◆ **Problem to work on**:
Below are some records. Pull every line that contains the word "charts".

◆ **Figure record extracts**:

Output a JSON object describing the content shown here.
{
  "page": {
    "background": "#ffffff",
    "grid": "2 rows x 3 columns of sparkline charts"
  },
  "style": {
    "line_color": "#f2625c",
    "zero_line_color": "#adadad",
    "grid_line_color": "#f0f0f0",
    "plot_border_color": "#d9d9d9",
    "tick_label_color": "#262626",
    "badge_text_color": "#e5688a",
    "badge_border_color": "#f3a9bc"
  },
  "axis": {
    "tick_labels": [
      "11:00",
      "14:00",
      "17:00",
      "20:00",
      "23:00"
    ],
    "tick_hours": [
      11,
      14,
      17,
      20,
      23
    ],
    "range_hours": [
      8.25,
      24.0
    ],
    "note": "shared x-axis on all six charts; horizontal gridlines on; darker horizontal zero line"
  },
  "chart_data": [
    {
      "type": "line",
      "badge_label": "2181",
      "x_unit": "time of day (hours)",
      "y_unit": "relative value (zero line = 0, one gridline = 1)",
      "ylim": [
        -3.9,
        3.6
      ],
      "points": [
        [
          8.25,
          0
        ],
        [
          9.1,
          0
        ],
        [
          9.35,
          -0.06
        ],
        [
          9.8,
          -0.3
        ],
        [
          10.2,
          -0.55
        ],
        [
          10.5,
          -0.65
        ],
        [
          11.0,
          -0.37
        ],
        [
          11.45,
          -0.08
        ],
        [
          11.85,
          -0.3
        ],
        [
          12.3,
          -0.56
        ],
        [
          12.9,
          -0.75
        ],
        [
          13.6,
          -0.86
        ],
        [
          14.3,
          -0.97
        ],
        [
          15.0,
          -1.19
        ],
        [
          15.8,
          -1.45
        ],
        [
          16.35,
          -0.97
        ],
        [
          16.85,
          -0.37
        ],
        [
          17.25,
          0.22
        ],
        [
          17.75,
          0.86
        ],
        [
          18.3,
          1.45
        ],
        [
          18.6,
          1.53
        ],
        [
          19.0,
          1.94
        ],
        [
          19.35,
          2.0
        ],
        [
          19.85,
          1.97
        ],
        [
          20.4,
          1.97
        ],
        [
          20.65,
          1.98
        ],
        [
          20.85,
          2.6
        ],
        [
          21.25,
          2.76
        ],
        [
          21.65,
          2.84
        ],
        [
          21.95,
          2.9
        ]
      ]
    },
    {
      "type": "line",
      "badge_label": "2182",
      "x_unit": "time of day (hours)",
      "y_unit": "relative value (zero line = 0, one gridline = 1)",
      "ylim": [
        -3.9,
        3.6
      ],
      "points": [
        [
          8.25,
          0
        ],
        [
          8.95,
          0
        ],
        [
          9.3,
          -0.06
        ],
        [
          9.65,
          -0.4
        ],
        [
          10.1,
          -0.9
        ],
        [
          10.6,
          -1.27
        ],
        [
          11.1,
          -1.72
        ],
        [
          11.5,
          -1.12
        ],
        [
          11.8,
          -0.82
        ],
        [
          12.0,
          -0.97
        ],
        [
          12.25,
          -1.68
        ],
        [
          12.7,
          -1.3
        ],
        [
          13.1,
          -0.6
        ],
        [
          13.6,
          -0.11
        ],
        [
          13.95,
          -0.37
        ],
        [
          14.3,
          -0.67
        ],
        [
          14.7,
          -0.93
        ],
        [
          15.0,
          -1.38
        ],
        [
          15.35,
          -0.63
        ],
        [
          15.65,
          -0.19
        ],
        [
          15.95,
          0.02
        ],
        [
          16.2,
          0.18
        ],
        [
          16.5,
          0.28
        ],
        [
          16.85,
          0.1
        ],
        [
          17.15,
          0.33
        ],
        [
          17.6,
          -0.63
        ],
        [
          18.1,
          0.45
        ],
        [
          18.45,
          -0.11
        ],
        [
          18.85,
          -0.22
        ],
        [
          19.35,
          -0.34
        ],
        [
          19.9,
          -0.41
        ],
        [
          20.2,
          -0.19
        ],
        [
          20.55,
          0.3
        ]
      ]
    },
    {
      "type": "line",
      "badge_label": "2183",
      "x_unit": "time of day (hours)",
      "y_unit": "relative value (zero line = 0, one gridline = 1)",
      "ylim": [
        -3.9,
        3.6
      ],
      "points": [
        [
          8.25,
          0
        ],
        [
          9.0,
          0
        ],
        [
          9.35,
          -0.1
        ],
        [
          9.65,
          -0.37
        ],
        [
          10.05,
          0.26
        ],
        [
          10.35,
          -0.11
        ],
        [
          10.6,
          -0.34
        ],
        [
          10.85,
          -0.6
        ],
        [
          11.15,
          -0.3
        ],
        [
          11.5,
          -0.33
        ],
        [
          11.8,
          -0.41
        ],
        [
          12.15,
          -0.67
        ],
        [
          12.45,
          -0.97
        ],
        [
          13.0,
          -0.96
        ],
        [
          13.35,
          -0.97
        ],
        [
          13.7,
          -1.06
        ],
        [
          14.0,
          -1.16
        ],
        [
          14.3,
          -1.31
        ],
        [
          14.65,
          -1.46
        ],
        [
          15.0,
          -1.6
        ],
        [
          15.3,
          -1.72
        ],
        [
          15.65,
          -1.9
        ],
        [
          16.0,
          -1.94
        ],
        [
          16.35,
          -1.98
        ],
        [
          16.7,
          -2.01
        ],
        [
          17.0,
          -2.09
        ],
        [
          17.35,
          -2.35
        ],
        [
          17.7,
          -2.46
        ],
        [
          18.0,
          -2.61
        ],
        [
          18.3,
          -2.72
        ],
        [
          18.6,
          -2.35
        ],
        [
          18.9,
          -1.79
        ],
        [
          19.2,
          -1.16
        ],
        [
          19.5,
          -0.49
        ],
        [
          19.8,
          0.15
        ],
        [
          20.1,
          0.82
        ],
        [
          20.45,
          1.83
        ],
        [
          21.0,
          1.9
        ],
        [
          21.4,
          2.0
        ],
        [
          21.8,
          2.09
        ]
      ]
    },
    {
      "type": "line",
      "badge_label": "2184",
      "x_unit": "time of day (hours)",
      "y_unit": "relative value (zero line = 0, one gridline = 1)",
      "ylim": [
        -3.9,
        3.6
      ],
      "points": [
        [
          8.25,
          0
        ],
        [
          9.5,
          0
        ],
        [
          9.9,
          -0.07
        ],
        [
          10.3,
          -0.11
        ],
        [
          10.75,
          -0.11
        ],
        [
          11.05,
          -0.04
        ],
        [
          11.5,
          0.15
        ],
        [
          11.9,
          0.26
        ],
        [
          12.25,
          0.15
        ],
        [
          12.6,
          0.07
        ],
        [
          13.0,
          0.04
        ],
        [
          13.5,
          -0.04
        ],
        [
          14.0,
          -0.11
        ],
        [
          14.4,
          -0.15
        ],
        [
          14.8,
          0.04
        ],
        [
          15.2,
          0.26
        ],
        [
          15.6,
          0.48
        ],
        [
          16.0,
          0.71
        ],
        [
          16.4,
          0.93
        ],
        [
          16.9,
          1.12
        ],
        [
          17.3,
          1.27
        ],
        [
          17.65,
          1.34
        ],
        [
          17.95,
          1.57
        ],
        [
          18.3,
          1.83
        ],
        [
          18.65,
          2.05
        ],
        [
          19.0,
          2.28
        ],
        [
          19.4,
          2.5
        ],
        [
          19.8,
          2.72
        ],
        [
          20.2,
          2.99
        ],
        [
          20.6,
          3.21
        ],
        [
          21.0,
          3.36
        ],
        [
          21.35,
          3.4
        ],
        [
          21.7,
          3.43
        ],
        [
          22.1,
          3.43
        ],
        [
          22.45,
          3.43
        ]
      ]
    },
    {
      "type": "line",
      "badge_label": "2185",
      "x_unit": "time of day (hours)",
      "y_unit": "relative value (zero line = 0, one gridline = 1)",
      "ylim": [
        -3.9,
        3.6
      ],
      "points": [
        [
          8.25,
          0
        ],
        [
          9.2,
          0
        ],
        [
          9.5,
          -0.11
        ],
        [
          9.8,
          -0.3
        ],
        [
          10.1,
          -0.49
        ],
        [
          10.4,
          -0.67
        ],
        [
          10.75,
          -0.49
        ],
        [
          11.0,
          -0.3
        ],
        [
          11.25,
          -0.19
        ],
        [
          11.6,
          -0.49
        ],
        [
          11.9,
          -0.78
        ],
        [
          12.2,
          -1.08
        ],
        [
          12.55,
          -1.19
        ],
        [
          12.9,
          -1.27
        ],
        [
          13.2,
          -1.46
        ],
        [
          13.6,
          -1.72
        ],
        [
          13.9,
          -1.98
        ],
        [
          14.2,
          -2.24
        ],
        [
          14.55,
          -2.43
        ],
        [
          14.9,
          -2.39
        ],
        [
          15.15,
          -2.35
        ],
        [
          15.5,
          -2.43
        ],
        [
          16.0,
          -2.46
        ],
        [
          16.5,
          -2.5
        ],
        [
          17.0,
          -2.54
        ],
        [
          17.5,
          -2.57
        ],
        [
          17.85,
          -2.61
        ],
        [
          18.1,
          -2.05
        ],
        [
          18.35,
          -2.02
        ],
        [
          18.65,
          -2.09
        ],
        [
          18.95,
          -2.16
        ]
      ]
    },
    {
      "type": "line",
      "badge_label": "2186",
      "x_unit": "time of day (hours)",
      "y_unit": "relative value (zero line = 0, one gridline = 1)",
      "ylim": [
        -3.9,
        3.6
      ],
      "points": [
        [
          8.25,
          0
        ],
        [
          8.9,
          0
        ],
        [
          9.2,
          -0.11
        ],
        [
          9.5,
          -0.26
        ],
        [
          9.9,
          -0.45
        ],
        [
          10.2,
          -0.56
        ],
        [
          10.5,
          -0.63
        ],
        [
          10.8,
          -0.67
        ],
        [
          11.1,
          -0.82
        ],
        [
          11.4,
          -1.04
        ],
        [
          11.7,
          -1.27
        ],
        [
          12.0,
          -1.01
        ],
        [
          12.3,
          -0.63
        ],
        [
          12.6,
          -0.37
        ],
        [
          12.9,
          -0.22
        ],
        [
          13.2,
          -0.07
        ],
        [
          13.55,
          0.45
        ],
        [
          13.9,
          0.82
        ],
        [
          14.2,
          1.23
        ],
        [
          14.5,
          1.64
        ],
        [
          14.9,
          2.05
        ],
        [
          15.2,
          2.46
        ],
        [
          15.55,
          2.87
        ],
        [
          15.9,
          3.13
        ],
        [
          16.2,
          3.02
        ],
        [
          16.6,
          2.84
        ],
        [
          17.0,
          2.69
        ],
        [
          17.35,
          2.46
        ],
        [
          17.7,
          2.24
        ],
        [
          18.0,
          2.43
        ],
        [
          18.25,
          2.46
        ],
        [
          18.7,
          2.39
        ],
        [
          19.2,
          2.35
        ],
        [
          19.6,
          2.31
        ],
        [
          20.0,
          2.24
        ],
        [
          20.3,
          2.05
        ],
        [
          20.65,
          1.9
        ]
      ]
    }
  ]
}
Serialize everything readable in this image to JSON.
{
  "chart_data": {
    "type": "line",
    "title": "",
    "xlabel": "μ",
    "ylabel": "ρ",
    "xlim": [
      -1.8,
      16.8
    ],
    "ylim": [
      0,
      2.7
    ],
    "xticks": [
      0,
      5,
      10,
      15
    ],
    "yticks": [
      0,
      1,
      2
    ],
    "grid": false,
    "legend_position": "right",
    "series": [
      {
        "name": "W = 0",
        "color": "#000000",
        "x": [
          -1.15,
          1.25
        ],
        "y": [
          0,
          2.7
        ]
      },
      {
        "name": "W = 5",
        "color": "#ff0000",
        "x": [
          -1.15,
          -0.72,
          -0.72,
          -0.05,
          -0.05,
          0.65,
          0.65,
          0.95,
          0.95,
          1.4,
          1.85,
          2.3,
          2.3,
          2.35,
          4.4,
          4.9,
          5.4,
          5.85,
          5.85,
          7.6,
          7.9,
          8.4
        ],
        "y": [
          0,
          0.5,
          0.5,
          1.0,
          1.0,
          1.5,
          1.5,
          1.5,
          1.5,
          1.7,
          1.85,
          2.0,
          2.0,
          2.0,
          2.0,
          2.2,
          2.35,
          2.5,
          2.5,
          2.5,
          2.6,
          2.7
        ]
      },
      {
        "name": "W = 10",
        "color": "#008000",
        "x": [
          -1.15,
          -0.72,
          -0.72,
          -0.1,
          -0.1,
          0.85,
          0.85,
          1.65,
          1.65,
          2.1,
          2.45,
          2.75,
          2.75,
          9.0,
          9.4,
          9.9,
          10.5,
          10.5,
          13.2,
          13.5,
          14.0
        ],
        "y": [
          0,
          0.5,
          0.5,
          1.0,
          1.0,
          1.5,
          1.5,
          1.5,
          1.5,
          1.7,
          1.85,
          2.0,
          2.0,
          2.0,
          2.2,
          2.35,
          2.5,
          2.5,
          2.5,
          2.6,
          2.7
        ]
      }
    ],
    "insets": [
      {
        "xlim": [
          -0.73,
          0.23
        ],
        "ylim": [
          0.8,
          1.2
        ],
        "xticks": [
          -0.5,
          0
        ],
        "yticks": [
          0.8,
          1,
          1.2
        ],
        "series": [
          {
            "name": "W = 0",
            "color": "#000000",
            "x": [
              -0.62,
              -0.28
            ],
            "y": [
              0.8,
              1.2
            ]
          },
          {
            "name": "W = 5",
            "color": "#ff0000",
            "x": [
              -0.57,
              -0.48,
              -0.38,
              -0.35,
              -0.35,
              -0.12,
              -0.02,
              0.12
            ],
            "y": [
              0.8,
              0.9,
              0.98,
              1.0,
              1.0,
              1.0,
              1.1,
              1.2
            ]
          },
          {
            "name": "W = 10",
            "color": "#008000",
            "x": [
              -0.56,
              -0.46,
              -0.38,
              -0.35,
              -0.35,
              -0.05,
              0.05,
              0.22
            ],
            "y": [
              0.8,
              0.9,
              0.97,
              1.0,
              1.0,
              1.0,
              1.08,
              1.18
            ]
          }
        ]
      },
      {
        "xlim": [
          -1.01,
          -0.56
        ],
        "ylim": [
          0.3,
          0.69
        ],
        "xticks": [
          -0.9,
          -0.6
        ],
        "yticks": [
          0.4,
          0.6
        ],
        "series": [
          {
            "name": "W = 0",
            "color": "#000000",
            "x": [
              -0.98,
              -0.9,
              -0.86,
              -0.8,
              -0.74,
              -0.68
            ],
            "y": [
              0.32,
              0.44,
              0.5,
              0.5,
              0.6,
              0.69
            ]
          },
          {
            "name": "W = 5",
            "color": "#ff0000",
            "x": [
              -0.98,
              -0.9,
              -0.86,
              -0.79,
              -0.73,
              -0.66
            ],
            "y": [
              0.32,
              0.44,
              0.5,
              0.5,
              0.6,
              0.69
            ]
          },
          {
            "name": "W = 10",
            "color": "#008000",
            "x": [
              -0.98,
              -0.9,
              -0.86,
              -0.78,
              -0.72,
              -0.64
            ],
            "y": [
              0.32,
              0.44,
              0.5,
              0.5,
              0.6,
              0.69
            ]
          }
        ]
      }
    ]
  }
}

◆ **Solution to this exercise**:
    "grid": "2 rows x 3 columns of sparkline charts"
    "note": "shared x-axis on all six charts; horizontal gridlines on; darker horizontal zero line"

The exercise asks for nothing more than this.